| Material to process |
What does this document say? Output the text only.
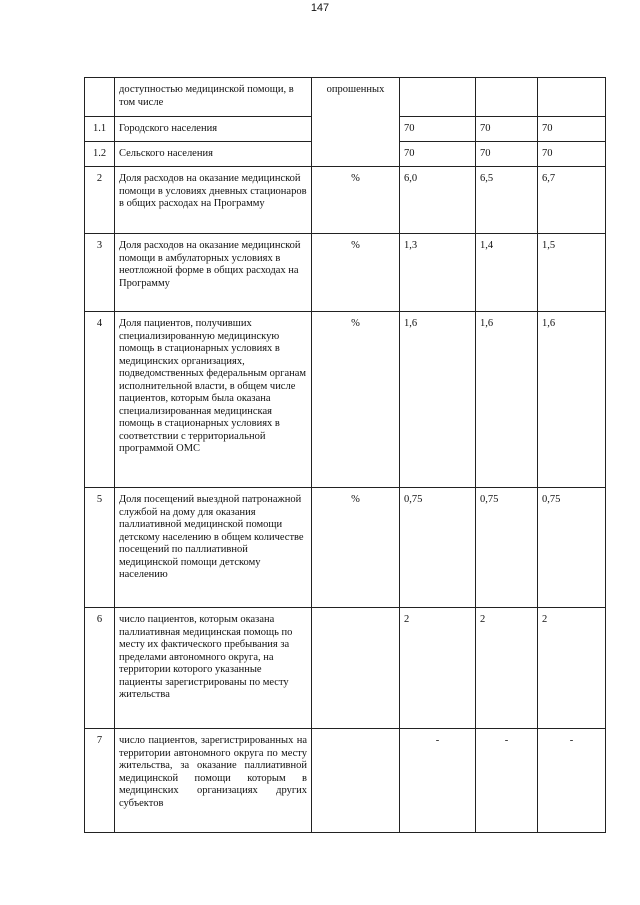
147
	доступностью медицинской помощи, в том числе	опрошенных			
1.1	Городского населения		70	70	70
1.2	Сельского населения		70	70	70
2	Доля расходов на оказание медицинской помощи в условиях дневных стационаров в общих расходах на Программу	%	6,0	6,5	6,7
3	Доля расходов на оказание медицинской помощи в амбулаторных условиях в неотложной форме в общих расходах на Программу	%	1,3	1,4	1,5
4	Доля пациентов, получивших специализированную медицинскую помощь в стационарных условиях в медицинских организациях, подведомственных федеральным органам исполнительной власти, в общем числе пациентов, которым была оказана специализированная медицинская помощь в стационарных условиях в соответствии с территориальной программой ОМС	%	1,6	1,6	1,6
5	Доля посещений выездной патронажной службой на дому для оказания паллиативной медицинской помощи детскому населению в общем количестве посещений по паллиативной медицинской помощи детскому населению	%	0,75	0,75	0,75
6	число пациентов, которым оказана паллиативная медицинская помощь по месту их фактического пребывания за пределами автономного округа, на территории которого указанные пациенты зарегистрированы по месту жительства		2	2	2
7	число пациентов, зарегистрированных на территории автономного округа по месту жительства, за оказание паллиативной медицинской помощи которым в медицинских организациях других субъектов		-	-	-
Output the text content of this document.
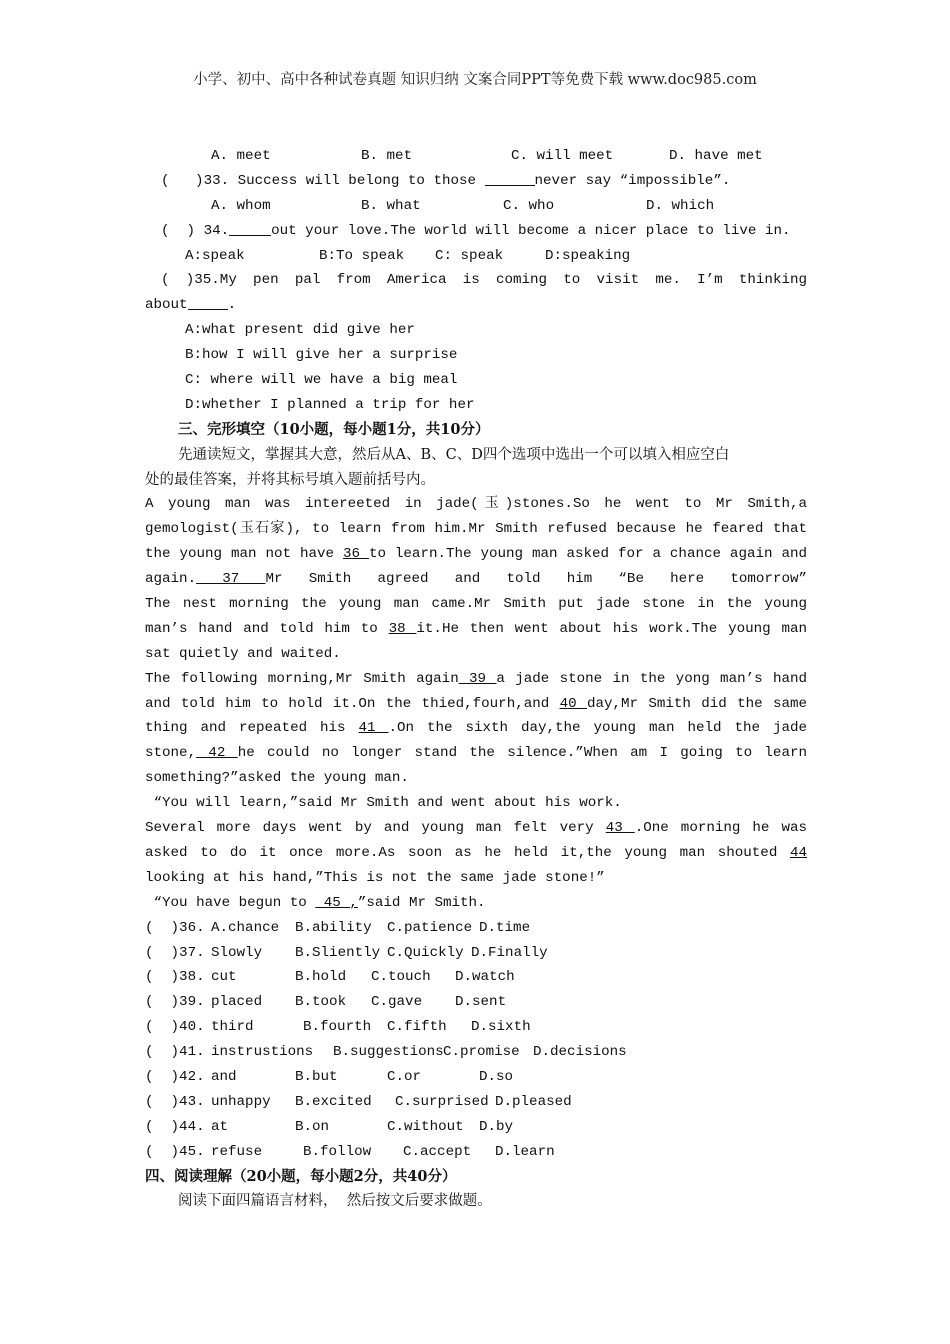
小学、初中、高中各种试卷真题 知识归纳 文案合同PPT等免费下载 www.doc985.com
A. meet	B. met	C. will meet	D. have met
(   )33. Success will belong to those	never say “impossible”.
A. whom	B. what	C. who	D. which
(  ) 34.	out your love.The world will become a nicer place to live in.
A:speak	B:To speak C: speak	D:speaking
( )35.My pen pal from America is coming to visit me. I’m thinking
about	.
A:what present did give her
B:how I will give her a surprise
C: where will we have a big meal
D:whether I planned a trip for her
三、完形填空（10小题，每小题1分，共10分）
先通读短文，掌握其大意，然后从A、B、C、D四个选项中选出一个可以填入相应空白
处的最佳答案，并将其标号填入题前括号内。
A young man was intereeted in jade(玉)stones.So he went to Mr Smith,a
gemologist(玉石家), to learn from him.Mr Smith refused because he feared that
the young man not have 36 to learn.The young man asked for a chance again and
again. 37 Mr Smith agreed and told him “Be here tomorrow”
The nest morning the young man came.Mr Smith put jade stone in the young
man’s hand and told him to 38 it.He then went about his work.The young man
sat quietly and waited.
The following morning,Mr Smith again 39 a jade stone in the yong man’s hand
and told him to hold it.On the thied,fourh,and 40 day,Mr Smith did the same
thing and repeated his 41 .On the sixth day,the young man held the jade
stone, 42 he could no longer stand the silence.”When am I going to learn
something?”asked the young man.
“You will learn,”said Mr Smith and went about his work.
Several more days went by and young man felt very 43 .One morning he was
asked to do it once more.As soon as he held it,the young man shouted 44
looking at his hand,”This is not the same jade stone!”
“You have begun to  45 ,”said Mr Smith.
(  )36. A.chance B.ability C.patience D.time
(  )37. Slowly B.Sliently C.Quickly D.Finally
(  )38. cut	B.hold C.touch D.watch
(  )39. placed B.took C.gave D.sent
(  )40. third	B.fourth C.fifth D.sixth
(  )41. instrustions B.suggestionsC.promise D.decisions
(  )42. and	B.but	C.or	D.so
(  )43. unhappy B.excited C.surprised D.pleased
(  )44. at	B.on	C.without D.by
(  )45. refuse	B.follow C.accept D.learn
四、阅读理解（20小题，每小题2分，共40分）
阅读下面四篇语言材料，  然后按文后要求做题。
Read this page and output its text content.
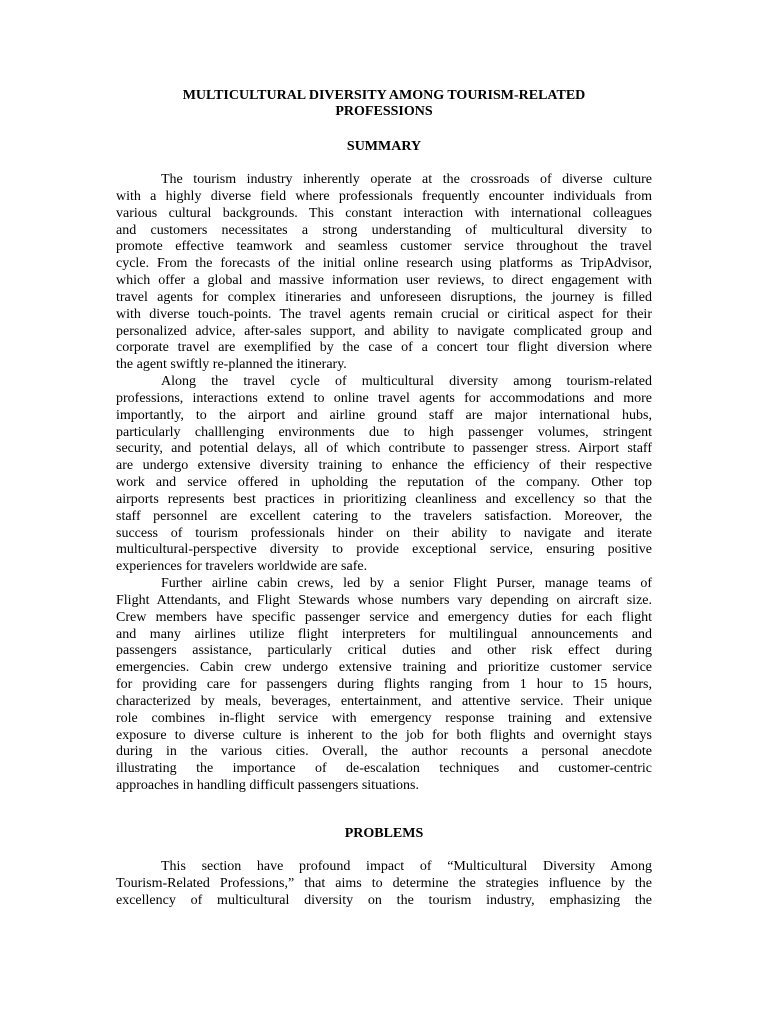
MULTICULTURAL DIVERSITY AMONG TOURISM-RELATED
PROFESSIONS
SUMMARY
The tourism industry inherently operate at the crossroads of diverse culture
with a highly diverse field where professionals frequently encounter individuals from
various cultural backgrounds. This constant interaction with international colleagues
and customers necessitates a strong understanding of multicultural diversity to
promote effective teamwork and seamless customer service throughout the travel
cycle. From the forecasts of the initial online research using platforms as TripAdvisor,
which offer a global and massive information user reviews, to direct engagement with
travel agents for complex itineraries and unforeseen disruptions, the journey is filled
with diverse touch-points. The travel agents remain crucial or ciritical aspect for their
personalized advice, after-sales support, and ability to navigate complicated group and
corporate travel are exemplified by the case of a concert tour flight diversion where
the agent swiftly re-planned the itinerary.
Along the travel cycle of multicultural diversity among tourism-related
professions, interactions extend to online travel agents for accommodations and more
importantly, to the airport and airline ground staff are major international hubs,
particularly challlenging environments due to high passenger volumes, stringent
security, and potential delays, all of which contribute to passenger stress. Airport staff
are undergo extensive diversity training to enhance the efficiency of their respective
work and service offered in upholding the reputation of the company. Other top
airports represents best practices in prioritizing cleanliness and excellency so that the
staff personnel are excellent catering to the travelers satisfaction. Moreover, the
success of tourism professionals hinder on their ability to navigate and iterate
multicultural-perspective diversity to provide exceptional service, ensuring positive
experiences for travelers worldwide are safe.
Further airline cabin crews, led by a senior Flight Purser, manage teams of
Flight Attendants, and Flight Stewards whose numbers vary depending on aircraft size.
Crew members have specific passenger service and emergency duties for each flight
and many airlines utilize flight interpreters for multilingual announcements and
passengers assistance, particularly critical duties and other risk effect during
emergencies. Cabin crew undergo extensive training and prioritize customer service
for providing care for passengers during flights ranging from 1 hour to 15 hours,
characterized by meals, beverages, entertainment, and attentive service. Their unique
role combines in-flight service with emergency response training and extensive
exposure to diverse culture is inherent to the job for both flights and overnight stays
during in the various cities. Overall, the author recounts a personal anecdote
illustrating the importance of de-escalation techniques and customer-centric
approaches in handling difficult passengers situations.
PROBLEMS
This section have profound impact of “Multicultural Diversity Among
Tourism-Related Professions,” that aims to determine the strategies influence by the
excellency of multicultural diversity on the tourism industry, emphasizing the
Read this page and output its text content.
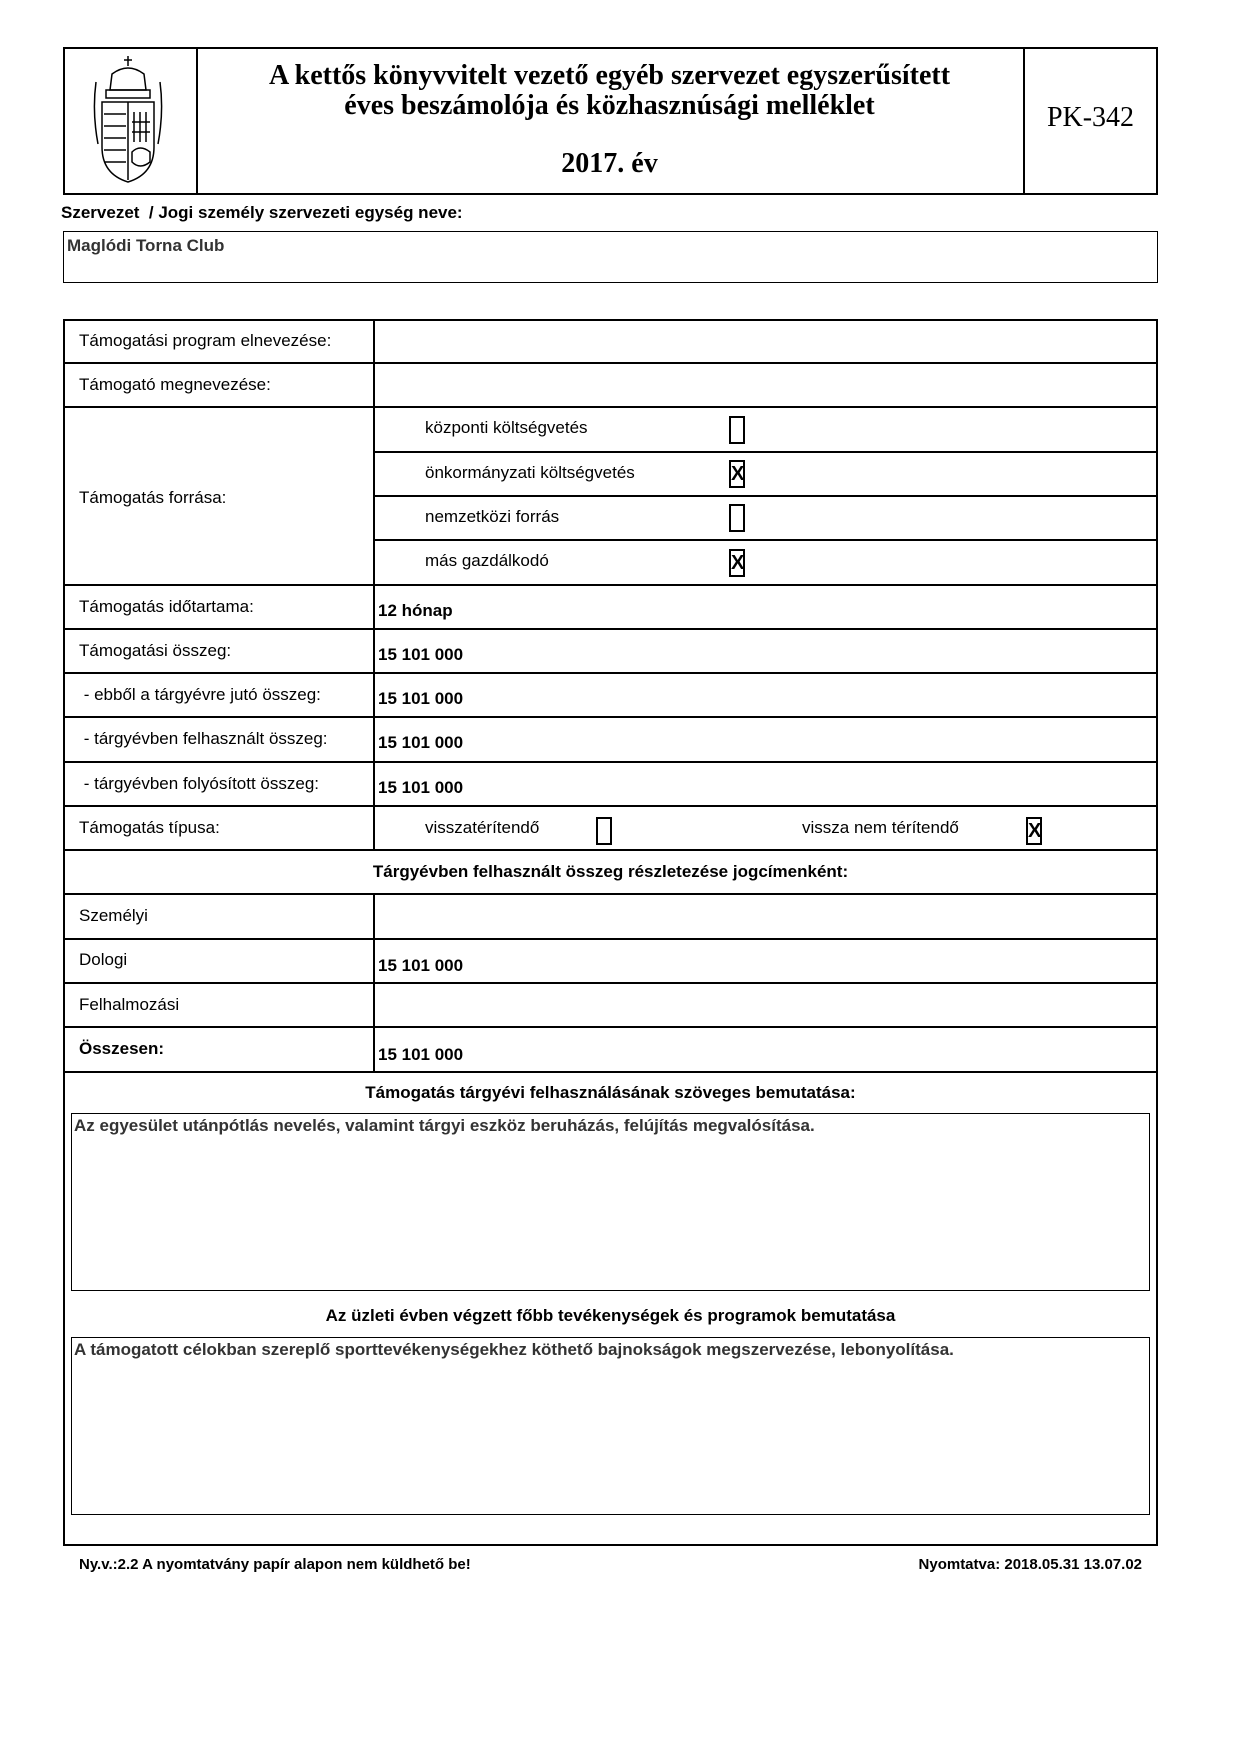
A kettős könyvvitelt vezető egyéb szervezet egyszerűsített
éves beszámolója és közhasznúsági melléklet
2017. év
PK-342
Szervezet  / Jogi személy szervezeti egység neve:
Maglódi Torna Club
Támogatási program elnevezése:
Támogató megnevezése:
Támogatás forrása:
központi költségvetés
önkormányzati költségvetés	X
nemzetközi forrás
más gazdálkodó	X
Támogatás időtartama:	12 hónap
Támogatási összeg:	15 101 000
- ebből a tárgyévre jutó összeg:	15 101 000
- tárgyévben felhasznált összeg:	15 101 000
- tárgyévben folyósított összeg:	15 101 000
Támogatás típusa:	visszatérítendő	vissza nem térítendő	X
Tárgyévben felhasznált összeg részletezése jogcímenként:
Személyi
Dologi	15 101 000
Felhalmozási
Összesen:	15 101 000
Támogatás tárgyévi felhasználásának szöveges bemutatása:
Az egyesület utánpótlás nevelés, valamint tárgyi eszköz beruházás, felújítás megvalósítása.
Az üzleti évben végzett főbb tevékenységek és programok bemutatása
A támogatott célokban szereplő sporttevékenységekhez köthető bajnokságok megszervezése, lebonyolítása.
Ny.v.:2.2 A nyomtatvány papír alapon nem küldhető be!	Nyomtatva: 2018.05.31 13.07.02
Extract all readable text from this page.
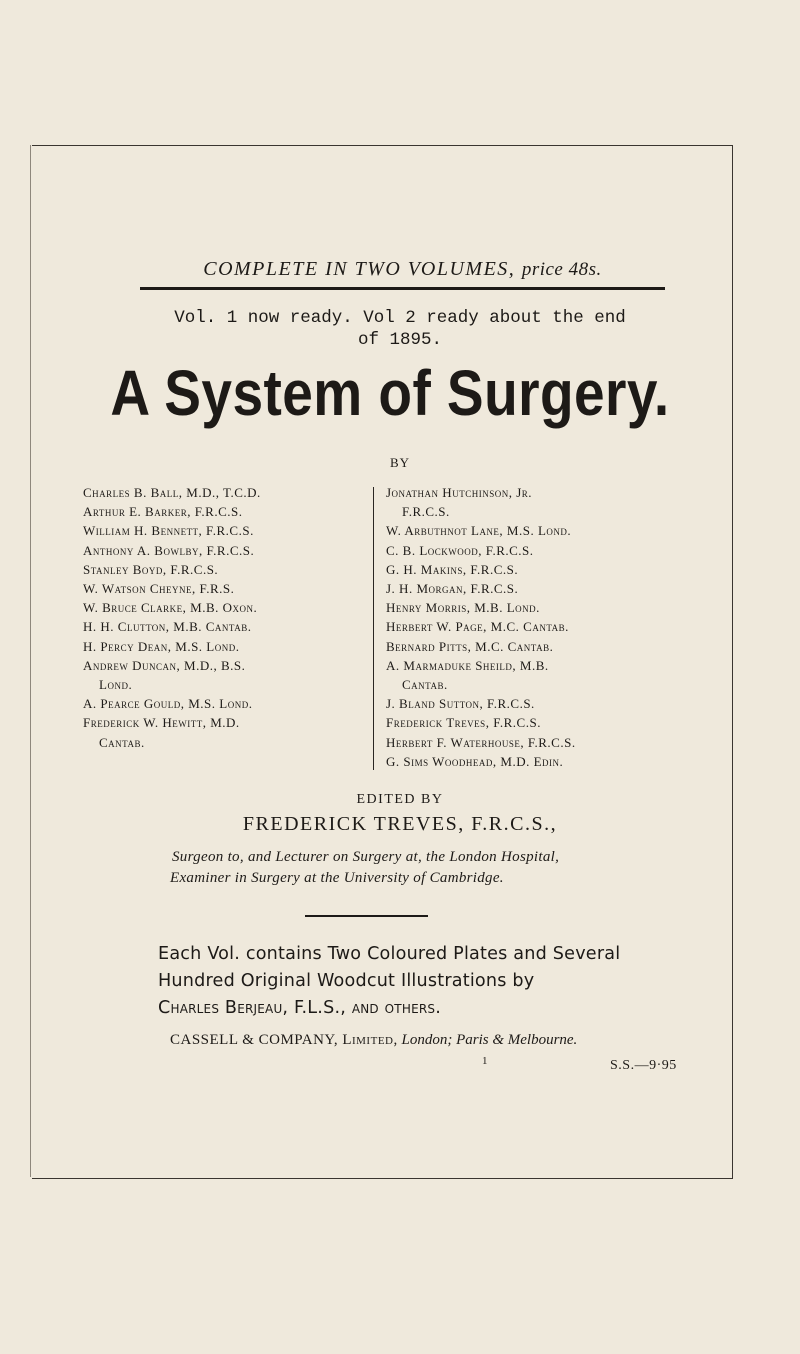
COMPLETE IN TWO VOLUMES, price 48s.
Vol. 1 now ready. Vol 2 ready about the end
of 1895.
A System of Surgery.
BY
Charles B. Ball, M.D., T.C.D.
Arthur E. Barker, F.R.C.S.
William H. Bennett, F.R.C.S.
Anthony A. Bowlby, F.R.C.S.
Stanley Boyd, F.R.C.S.
W. Watson Cheyne, F.R.S.
W. Bruce Clarke, M.B. Oxon.
H. H. Clutton, M.B. Cantab.
H. Percy Dean, M.S. Lond.
Andrew Duncan, M.D., B.S.
Lond.
A. Pearce Gould, M.S. Lond.
Frederick W. Hewitt, M.D.
Cantab.
Jonathan Hutchinson, Jr.
F.R.C.S.
W. Arbuthnot Lane, M.S. Lond.
C. B. Lockwood, F.R.C.S.
G. H. Makins, F.R.C.S.
J. H. Morgan, F.R.C.S.
Henry Morris, M.B. Lond.
Herbert W. Page, M.C. Cantab.
Bernard Pitts, M.C. Cantab.
A. Marmaduke Sheild, M.B.
Cantab.
J. Bland Sutton, F.R.C.S.
Frederick Treves, F.R.C.S.
Herbert F. Waterhouse, F.R.C.S.
G. Sims Woodhead, M.D. Edin.
EDITED BY
FREDERICK TREVES, F.R.C.S.,
Surgeon to, and Lecturer on Surgery at, the London Hospital,
Examiner in Surgery at the University of Cambridge.
Each Vol. contains Two Coloured Plates and Several
Hundred Original Woodcut Illustrations by
Charles Berjeau, F.L.S., and others.
CASSELL & COMPANY, Limited, London; Paris & Melbourne.
1	S.S.—9·95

| Goal |
Go through the entries and return each line where the word "same" appears.

| Complete response |
and told him to hold it.On the thied,fourh,and 40 day,Mr Smith did the same
looking at his hand,”This is not the same jade stone!”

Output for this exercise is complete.